Your goal - All lines below must be repeated exactly, with the pictures omitted.

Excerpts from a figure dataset
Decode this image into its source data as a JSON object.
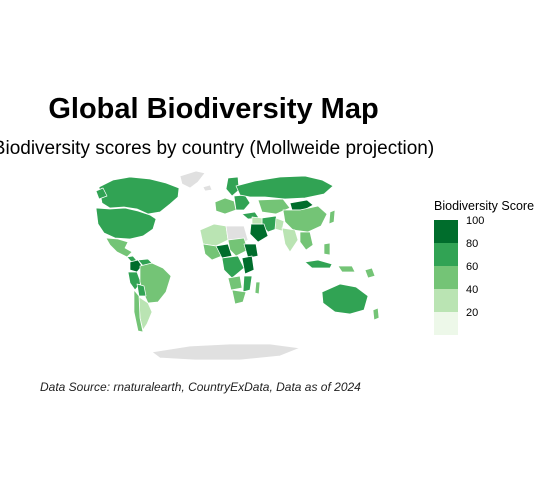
{
  "title": "Global Biodiversity Map",
  "subtitle": "Biodiversity scores by country (Mollweide projection)",
  "caption": "Data Source: rnaturalearth, CountryExData, Data as of 2024",
  "legend": {
    "title": "Biodiversity Score",
    "breaks": [
      "100",
      "80",
      "60",
      "40",
      "20"
    ],
    "colors": [
      "#006d2c",
      "#31a354",
      "#74c476",
      "#bae4b3",
      "#edf8e9"
    ]
  },
  "map_colors": {
    "no_data": "#e0e0e0",
    "border": "#ffffff"
  }
}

Completed task -
Decode this image into its source data as a JSON object.
{
  "title": "Global Biodiversity Map",
  "subtitle": "Biodiversity scores by country (Mollweide projection)",
  "caption": "Data Source: rnaturalearth, CountryExData, Data as of 2024",
  "legend": {
    "title": "Biodiversity Score",
    "breaks": [
      "100",
      "80",
      "60",
      "40",
      "20"
    ],
    "colors": [
      "#006d2c",
      "#31a354",
      "#74c476",
      "#bae4b3",
      "#edf8e9"
    ]
  },
  "map_colors": {
    "no_data": "#e0e0e0",
    "border": "#ffffff"
  }
}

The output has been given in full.